**Exercise description**
Every entry that follows needs to be repeated exactly.

**Rows from a figure dataset**
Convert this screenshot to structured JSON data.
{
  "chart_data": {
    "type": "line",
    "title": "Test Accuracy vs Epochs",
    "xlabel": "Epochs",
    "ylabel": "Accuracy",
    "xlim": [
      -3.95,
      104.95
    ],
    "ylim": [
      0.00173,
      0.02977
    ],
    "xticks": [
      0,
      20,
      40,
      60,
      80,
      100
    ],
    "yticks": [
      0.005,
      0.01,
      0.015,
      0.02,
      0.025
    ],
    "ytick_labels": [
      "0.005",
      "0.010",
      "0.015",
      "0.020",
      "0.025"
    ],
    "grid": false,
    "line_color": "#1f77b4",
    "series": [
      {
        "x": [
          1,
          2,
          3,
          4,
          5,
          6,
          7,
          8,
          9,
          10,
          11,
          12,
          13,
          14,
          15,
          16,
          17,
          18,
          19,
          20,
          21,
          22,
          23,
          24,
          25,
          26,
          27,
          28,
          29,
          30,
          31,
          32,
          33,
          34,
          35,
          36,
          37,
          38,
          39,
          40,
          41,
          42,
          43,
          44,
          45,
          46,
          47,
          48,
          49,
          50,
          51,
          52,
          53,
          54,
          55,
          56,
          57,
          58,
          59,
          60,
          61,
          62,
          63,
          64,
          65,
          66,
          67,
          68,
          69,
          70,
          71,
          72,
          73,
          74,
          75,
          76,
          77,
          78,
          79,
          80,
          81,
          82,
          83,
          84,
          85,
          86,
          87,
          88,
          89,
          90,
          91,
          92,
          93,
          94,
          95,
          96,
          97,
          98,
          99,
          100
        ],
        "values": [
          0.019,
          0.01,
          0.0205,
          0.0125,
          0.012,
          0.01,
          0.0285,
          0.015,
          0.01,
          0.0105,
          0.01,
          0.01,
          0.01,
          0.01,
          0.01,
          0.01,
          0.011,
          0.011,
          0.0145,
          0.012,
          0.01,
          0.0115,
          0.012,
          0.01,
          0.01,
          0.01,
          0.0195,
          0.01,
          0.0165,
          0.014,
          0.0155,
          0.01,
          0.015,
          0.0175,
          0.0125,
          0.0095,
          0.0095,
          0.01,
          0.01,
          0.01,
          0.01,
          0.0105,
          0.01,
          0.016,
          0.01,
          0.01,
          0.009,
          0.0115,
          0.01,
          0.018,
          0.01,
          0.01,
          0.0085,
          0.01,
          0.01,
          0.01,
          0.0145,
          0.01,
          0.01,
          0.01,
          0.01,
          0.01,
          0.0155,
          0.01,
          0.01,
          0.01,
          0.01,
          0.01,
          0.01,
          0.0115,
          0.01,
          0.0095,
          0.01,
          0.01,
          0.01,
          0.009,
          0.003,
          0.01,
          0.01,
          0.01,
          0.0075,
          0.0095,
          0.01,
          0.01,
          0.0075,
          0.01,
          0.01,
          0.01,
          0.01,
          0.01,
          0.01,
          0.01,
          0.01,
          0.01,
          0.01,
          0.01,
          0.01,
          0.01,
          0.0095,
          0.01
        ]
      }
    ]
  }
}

**Full solution**
Convert this screenshot to structured JSON data.
{
  "chart_data": {
    "type": "line",
    "title": "Test Accuracy vs Epochs",
    "xlabel": "Epochs",
    "ylabel": "Accuracy",
    "xlim": [
      -3.95,
      104.95
    ],
    "ylim": [
      0.00173,
      0.02977
    ],
    "xticks": [
      0,
      20,
      40,
      60,
      80,
      100
    ],
    "yticks": [
      0.005,
      0.01,
      0.015,
      0.02,
      0.025
    ],
    "ytick_labels": [
      "0.005",
      "0.010",
      "0.015",
      "0.020",
      "0.025"
    ],
    "grid": false,
    "line_color": "#1f77b4",
    "series": [
      {
        "x": [
          1,
          2,
          3,
          4,
          5,
          6,
          7,
          8,
          9,
          10,
          11,
          12,
          13,
          14,
          15,
          16,
          17,
          18,
          19,
          20,
          21,
          22,
          23,
          24,
          25,
          26,
          27,
          28,
          29,
          30,
          31,
          32,
          33,
          34,
          35,
          36,
          37,
          38,
          39,
          40,
          41,
          42,
          43,
          44,
          45,
          46,
          47,
          48,
          49,
          50,
          51,
          52,
          53,
          54,
          55,
          56,
          57,
          58,
          59,
          60,
          61,
          62,
          63,
          64,
          65,
          66,
          67,
          68,
          69,
          70,
          71,
          72,
          73,
          74,
          75,
          76,
          77,
          78,
          79,
          80,
          81,
          82,
          83,
          84,
          85,
          86,
          87,
          88,
          89,
          90,
          91,
          92,
          93,
          94,
          95,
          96,
          97,
          98,
          99,
          100
        ],
        "values": [
          0.019,
          0.01,
          0.0205,
          0.0125,
          0.012,
          0.01,
          0.0285,
          0.015,
          0.01,
          0.0105,
          0.01,
          0.01,
          0.01,
          0.01,
          0.01,
          0.01,
          0.011,
          0.011,
          0.0145,
          0.012,
          0.01,
          0.0115,
          0.012,
          0.01,
          0.01,
          0.01,
          0.0195,
          0.01,
          0.0165,
          0.014,
          0.0155,
          0.01,
          0.015,
          0.0175,
          0.0125,
          0.0095,
          0.0095,
          0.01,
          0.01,
          0.01,
          0.01,
          0.0105,
          0.01,
          0.016,
          0.01,
          0.01,
          0.009,
          0.0115,
          0.01,
          0.018,
          0.01,
          0.01,
          0.0085,
          0.01,
          0.01,
          0.01,
          0.0145,
          0.01,
          0.01,
          0.01,
          0.01,
          0.01,
          0.0155,
          0.01,
          0.01,
          0.01,
          0.01,
          0.01,
          0.01,
          0.0115,
          0.01,
          0.0095,
          0.01,
          0.01,
          0.01,
          0.009,
          0.003,
          0.01,
          0.01,
          0.01,
          0.0075,
          0.0095,
          0.01,
          0.01,
          0.0075,
          0.01,
          0.01,
          0.01,
          0.01,
          0.01,
          0.01,
          0.01,
          0.01,
          0.01,
          0.01,
          0.01,
          0.01,
          0.01,
          0.0095,
          0.01
        ]
      }
    ]
  }
}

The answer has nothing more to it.